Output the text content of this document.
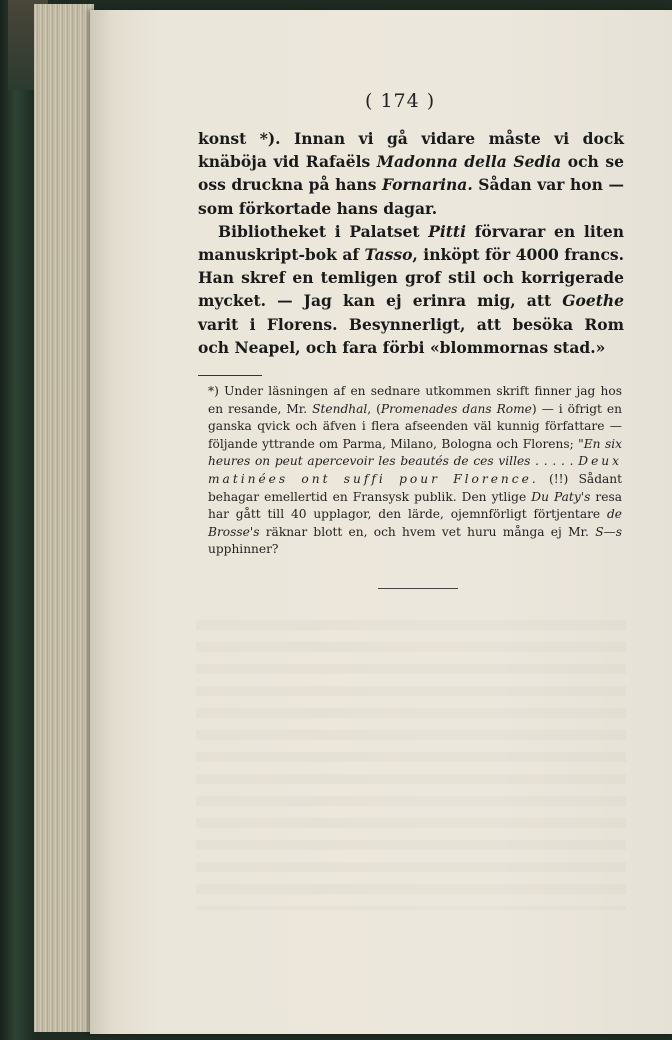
( 174 )

konst *). Innan vi gå vidare måste vi dock knäböja vid Rafaëls Madonna della Sedia och se oss druckna på hans Fornarina. Sådan var hon — som förkortade hans dagar.

Bibliotheket i Palatset Pitti förvarar en liten manuskript-bok af Tasso, inköpt för 4000 francs. Han skref en temligen grof stil och korrigerade mycket. — Jag kan ej erinra mig, att Goethe varit i Florens. Besynnerligt, att besöka Rom och Neapel, och fara förbi «blommornas stad.»

*) Under läsningen af en sednare utkommen skrift finner jag hos en resande, Mr. Stendhal, (Promenades dans Rome) — i öfrigt en ganska qvick och äfven i flera afseenden väl kunnig författare — följande yttrande om Parma, Milano, Bologna och Florens; "En six heures on peut apercevoir les beautés de ces villes . . . . . Deux matinées ont suffi pour Florence. (!!) Sådant behagar emellertid en Fransysk publik. Den ytlige Du Paty's resa har gått till 40 upplagor, den lärde, ojemnförligt förtjentare de Brosse's räknar blott en, och hvem vet huru många ej Mr. S—s upphinner?
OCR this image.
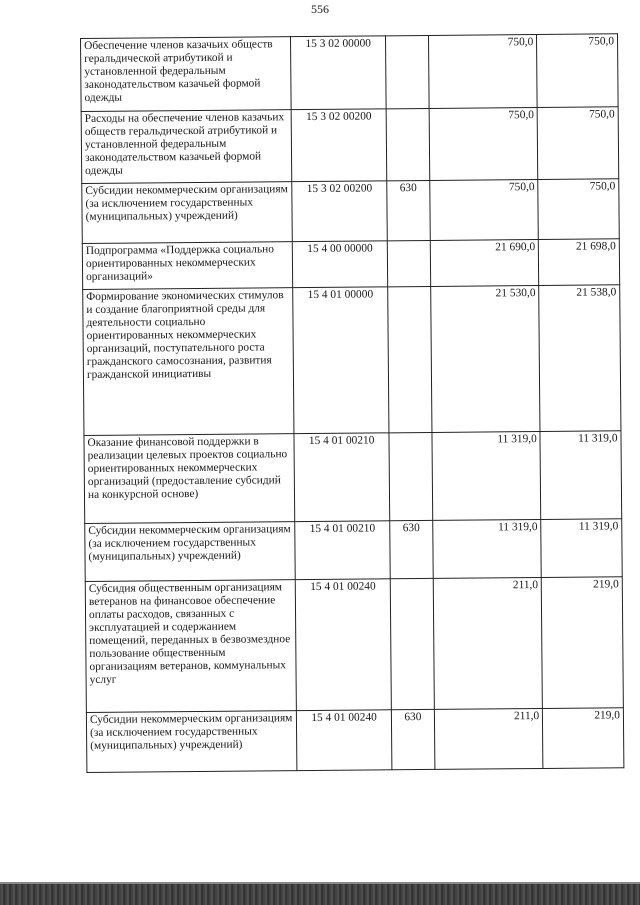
556
Обеспечение членов казачьих обществ геральдической атрибутикой и установленной федеральным законодательством казачьей формой одежды	15 3 02 00000		750,0	750,0
Расходы на обеспечение членов казачьих обществ геральдической атрибутикой и установленной федеральным законодательством казачьей формой одежды	15 3 02 00200		750,0	750,0
Субсидии некоммерческим организациям (за исключением государственных (муниципальных) учреждений)	15 3 02 00200	630	750,0	750,0
Подпрограмма «Поддержка социально ориентированных некоммерческих организаций»	15 4 00 00000		21 690,0	21 698,0
Формирование экономических стимулов и создание благоприятной среды для деятельности социально ориентированных некоммерческих организаций, поступательного роста гражданского самосознания, развития гражданской инициативы	15 4 01 00000		21 530,0	21 538,0
Оказание финансовой поддержки в реализации целевых проектов социально ориентированных некоммерческих организаций (предоставление субсидий на конкурсной основе)	15 4 01 00210		11 319,0	11 319,0
Субсидии некоммерческим организациям (за исключением государственных (муниципальных) учреждений)	15 4 01 00210	630	11 319,0	11 319,0
Субсидия общественным организациям ветеранов на финансовое обеспечение оплаты расходов, связанных с эксплуатацией и содержанием помещений, переданных в безвозмездное пользование общественным организациям ветеранов, коммунальных услуг	15 4 01 00240		211,0	219,0
Субсидии некоммерческим организациям (за исключением государственных (муниципальных) учреждений)	15 4 01 00240	630	211,0	219,0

++++++

> _Problem details_: Each line above that includes "this" should be shown.

> _Response_:
Output the text content of this document.
OCR this image.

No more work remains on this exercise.